[START Supplied records]

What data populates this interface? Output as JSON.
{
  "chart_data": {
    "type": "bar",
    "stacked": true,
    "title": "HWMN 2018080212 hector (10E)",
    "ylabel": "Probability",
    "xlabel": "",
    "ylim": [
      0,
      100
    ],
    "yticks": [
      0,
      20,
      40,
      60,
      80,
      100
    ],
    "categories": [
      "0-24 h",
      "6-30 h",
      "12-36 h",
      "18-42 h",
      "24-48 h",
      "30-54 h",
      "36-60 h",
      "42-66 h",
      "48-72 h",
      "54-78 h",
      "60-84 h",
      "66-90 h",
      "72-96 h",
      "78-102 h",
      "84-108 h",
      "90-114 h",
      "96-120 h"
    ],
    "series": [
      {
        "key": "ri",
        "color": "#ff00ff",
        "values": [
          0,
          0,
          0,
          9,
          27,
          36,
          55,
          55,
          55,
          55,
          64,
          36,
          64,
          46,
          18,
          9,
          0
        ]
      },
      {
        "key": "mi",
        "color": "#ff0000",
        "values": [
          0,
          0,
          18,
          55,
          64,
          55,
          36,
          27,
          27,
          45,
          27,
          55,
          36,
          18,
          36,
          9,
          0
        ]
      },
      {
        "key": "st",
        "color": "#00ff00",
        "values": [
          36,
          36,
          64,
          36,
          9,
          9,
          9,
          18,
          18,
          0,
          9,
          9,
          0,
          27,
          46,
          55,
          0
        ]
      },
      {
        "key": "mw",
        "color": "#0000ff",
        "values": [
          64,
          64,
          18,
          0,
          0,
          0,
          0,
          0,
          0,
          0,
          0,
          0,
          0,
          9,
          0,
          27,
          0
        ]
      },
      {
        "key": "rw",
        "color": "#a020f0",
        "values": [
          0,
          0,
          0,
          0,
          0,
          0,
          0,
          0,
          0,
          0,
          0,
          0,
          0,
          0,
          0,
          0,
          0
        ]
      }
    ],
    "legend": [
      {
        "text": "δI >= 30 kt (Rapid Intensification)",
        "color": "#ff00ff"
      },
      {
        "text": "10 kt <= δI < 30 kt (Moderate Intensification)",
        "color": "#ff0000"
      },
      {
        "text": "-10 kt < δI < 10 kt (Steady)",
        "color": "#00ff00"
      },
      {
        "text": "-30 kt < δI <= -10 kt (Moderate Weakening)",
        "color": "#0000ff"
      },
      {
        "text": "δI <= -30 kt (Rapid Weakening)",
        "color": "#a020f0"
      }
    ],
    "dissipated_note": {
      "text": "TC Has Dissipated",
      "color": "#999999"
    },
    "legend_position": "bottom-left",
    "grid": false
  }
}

[END Supplied records]
[START Supplied records]

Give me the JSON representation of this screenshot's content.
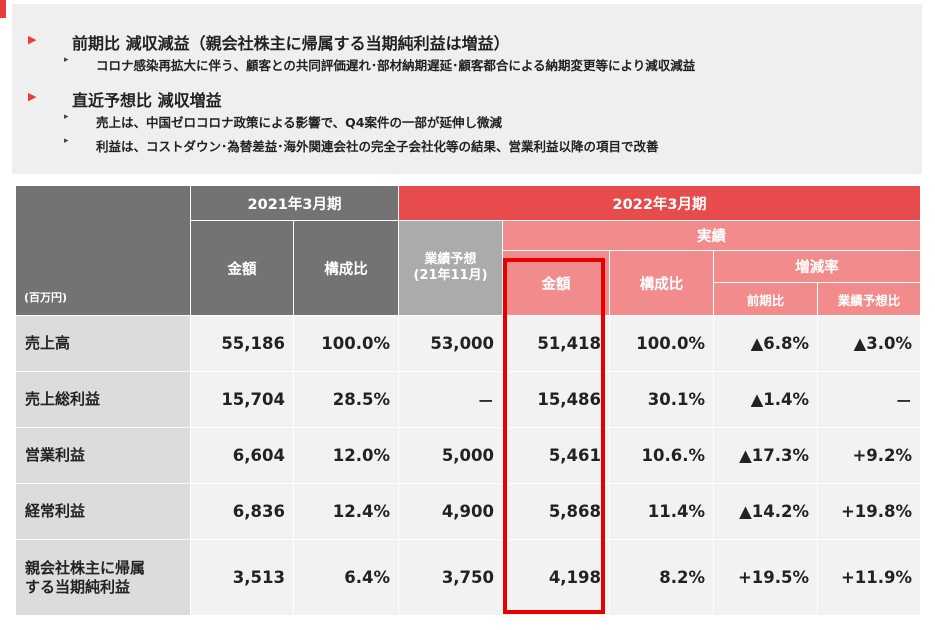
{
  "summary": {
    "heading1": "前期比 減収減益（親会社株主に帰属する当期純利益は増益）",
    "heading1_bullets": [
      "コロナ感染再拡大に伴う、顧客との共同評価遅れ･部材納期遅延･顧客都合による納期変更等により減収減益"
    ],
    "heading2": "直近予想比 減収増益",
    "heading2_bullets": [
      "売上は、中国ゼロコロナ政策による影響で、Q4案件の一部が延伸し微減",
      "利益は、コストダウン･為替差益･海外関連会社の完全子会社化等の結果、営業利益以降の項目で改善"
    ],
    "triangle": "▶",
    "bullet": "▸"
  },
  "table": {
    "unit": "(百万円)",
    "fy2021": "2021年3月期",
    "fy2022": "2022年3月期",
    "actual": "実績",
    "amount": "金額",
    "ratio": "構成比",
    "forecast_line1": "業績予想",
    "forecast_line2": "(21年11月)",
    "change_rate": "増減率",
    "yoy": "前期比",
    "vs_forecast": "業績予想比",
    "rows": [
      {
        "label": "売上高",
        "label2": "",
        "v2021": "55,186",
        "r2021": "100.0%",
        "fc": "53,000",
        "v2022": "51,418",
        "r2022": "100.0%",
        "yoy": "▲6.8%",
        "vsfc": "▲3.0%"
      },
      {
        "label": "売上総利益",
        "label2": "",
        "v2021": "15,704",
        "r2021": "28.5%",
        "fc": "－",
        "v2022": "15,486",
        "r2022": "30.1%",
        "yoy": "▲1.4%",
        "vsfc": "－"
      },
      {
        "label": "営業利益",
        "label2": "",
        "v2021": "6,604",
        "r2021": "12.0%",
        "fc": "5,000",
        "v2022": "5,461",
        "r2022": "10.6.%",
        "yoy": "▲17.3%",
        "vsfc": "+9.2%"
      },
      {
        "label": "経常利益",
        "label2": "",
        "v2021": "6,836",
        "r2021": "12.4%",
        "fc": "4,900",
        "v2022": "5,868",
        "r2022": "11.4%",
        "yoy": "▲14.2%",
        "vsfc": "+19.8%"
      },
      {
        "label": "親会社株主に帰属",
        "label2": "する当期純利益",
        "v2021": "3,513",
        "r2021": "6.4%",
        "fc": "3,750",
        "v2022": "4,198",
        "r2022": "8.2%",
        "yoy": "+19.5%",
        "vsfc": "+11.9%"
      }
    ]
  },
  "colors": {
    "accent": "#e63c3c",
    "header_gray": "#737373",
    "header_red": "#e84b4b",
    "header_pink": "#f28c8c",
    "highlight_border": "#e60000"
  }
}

[END Supplied records]

> [Exercise brief]: Pull every line containing "Weakening" from the data.

> [Response]:
        "text": "-30 kt < δI <= -10 kt (Moderate Weakening)",
        "text": "δI <= -30 kt (Rapid Weakening)",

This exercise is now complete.